START Supplied records

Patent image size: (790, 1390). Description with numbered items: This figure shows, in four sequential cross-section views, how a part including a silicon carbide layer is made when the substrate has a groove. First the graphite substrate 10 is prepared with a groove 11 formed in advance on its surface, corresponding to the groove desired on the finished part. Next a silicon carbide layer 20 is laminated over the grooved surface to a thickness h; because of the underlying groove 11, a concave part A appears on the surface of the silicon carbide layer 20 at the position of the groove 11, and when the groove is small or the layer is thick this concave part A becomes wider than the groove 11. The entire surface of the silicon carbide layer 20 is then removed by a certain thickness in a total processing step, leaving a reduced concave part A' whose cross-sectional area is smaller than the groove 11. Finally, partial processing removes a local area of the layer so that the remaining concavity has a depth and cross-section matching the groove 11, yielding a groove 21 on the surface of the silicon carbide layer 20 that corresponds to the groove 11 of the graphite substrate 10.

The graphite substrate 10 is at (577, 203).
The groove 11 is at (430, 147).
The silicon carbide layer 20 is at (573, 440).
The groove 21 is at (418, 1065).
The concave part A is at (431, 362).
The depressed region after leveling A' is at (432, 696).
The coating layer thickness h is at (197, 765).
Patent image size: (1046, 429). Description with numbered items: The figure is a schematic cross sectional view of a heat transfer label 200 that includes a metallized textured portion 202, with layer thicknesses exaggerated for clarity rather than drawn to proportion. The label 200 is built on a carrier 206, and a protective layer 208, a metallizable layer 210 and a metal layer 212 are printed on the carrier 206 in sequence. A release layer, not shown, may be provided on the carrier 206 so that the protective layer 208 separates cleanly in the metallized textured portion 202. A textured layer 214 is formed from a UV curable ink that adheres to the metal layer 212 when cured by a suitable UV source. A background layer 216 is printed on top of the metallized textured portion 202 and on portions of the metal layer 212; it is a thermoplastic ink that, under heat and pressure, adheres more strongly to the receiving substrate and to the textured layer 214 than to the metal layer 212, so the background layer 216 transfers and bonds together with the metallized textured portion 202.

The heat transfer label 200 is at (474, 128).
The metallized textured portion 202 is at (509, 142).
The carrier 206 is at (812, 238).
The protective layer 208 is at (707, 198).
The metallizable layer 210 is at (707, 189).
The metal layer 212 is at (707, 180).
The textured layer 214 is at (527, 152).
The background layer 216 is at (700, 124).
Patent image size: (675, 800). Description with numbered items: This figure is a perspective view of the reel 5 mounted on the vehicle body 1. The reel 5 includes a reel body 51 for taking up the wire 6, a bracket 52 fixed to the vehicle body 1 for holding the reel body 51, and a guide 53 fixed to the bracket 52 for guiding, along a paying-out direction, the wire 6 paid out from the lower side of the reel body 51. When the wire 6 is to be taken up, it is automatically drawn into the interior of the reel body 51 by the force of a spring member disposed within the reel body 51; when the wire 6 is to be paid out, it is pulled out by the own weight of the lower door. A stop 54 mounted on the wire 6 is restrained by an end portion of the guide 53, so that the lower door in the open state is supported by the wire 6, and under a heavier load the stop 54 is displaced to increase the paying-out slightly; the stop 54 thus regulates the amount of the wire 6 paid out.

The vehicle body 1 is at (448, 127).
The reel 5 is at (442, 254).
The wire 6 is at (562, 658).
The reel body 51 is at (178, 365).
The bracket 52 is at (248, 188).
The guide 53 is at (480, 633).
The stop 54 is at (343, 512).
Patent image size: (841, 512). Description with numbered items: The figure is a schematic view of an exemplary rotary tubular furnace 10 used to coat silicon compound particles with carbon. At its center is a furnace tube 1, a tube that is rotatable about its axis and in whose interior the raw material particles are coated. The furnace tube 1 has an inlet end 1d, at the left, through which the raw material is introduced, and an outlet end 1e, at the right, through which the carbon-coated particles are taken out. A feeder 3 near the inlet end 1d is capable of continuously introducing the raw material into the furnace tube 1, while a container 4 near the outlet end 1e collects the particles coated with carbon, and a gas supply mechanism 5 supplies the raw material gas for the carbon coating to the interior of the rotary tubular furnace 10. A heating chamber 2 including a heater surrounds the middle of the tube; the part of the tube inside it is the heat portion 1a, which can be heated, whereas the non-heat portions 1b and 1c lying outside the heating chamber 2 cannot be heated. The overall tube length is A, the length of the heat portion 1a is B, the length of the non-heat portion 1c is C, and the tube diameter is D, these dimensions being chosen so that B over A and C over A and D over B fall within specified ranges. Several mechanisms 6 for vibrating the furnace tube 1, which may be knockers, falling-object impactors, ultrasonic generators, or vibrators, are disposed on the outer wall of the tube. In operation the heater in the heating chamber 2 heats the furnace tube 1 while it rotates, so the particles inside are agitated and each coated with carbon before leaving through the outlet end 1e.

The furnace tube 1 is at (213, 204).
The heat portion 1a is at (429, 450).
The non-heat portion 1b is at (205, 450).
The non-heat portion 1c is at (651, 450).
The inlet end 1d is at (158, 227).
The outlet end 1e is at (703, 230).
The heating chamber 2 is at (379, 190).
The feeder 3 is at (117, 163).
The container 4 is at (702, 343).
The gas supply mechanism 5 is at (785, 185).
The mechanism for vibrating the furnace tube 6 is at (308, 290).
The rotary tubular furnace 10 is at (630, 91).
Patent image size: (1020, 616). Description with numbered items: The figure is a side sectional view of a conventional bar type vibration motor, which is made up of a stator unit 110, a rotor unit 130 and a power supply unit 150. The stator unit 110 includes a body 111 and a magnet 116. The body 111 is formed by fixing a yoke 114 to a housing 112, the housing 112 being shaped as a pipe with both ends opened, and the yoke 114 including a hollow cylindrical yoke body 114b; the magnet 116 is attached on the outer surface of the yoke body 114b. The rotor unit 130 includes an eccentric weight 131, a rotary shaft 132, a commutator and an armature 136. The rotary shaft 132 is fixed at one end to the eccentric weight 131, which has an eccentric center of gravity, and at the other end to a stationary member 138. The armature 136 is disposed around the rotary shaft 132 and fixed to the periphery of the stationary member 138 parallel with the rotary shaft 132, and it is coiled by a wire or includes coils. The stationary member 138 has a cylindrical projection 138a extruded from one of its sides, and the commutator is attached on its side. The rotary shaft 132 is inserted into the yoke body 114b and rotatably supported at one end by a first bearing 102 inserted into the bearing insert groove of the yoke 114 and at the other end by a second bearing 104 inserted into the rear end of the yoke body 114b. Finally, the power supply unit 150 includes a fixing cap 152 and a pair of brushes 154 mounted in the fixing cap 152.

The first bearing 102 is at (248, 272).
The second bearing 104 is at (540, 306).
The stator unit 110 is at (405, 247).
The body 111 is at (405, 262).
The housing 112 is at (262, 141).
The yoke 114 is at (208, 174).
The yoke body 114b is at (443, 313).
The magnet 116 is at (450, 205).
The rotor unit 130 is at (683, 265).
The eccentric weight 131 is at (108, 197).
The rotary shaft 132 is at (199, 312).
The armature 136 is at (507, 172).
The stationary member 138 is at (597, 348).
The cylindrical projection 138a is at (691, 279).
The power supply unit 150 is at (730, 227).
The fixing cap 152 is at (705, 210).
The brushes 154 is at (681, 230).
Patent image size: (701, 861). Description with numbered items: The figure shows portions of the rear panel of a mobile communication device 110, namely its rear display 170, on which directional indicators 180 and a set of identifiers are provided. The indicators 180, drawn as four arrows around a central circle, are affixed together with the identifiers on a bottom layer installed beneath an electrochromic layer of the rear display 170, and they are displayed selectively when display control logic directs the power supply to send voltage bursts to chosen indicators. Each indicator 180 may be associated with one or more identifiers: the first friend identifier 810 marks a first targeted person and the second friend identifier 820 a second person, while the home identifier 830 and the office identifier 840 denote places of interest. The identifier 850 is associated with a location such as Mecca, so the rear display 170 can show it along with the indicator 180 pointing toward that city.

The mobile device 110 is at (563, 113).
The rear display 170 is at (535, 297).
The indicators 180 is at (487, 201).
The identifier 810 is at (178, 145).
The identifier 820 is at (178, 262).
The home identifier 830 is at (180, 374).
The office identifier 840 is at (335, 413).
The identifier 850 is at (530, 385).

END Supplied records

What is being asked —
Copy every line between the one containing "Patent image size: (1046, 429)." and the one containing "The metal layer 212 is at (707, 180).", inclusive, with no changes.

Complete answer —
Patent image size: (1046, 429). Description with numbered items: The figure is a schematic cross sectional view of a heat transfer label 200 that includes a metallized textured portion 202, with layer thicknesses exaggerated for clarity rather than drawn to proportion. The label 200 is built on a carrier 206, and a protective layer 208, a metallizable layer 210 and a metal layer 212 are printed on the carrier 206 in sequence. A release layer, not shown, may be provided on the carrier 206 so that the protective layer 208 separates cleanly in the metallized textured portion 202. A textured layer 214 is formed from a UV curable ink that adheres to the metal layer 212 when cured by a suitable UV source. A background layer 216 is printed on top of the metallized textured portion 202 and on portions of the metal layer 212; it is a thermoplastic ink that, under heat and pressure, adheres more strongly to the receiving substrate and to the textured layer 214 than to the metal layer 212, so the background layer 216 transfers and bonds together with the metallized textured portion 202.

The heat transfer label 200 is at (474, 128).
The metallized textured portion 202 is at (509, 142).
The carrier 206 is at (812, 238).
The protective layer 208 is at (707, 198).
The metallizable layer 210 is at (707, 189).
The metal layer 212 is at (707, 180).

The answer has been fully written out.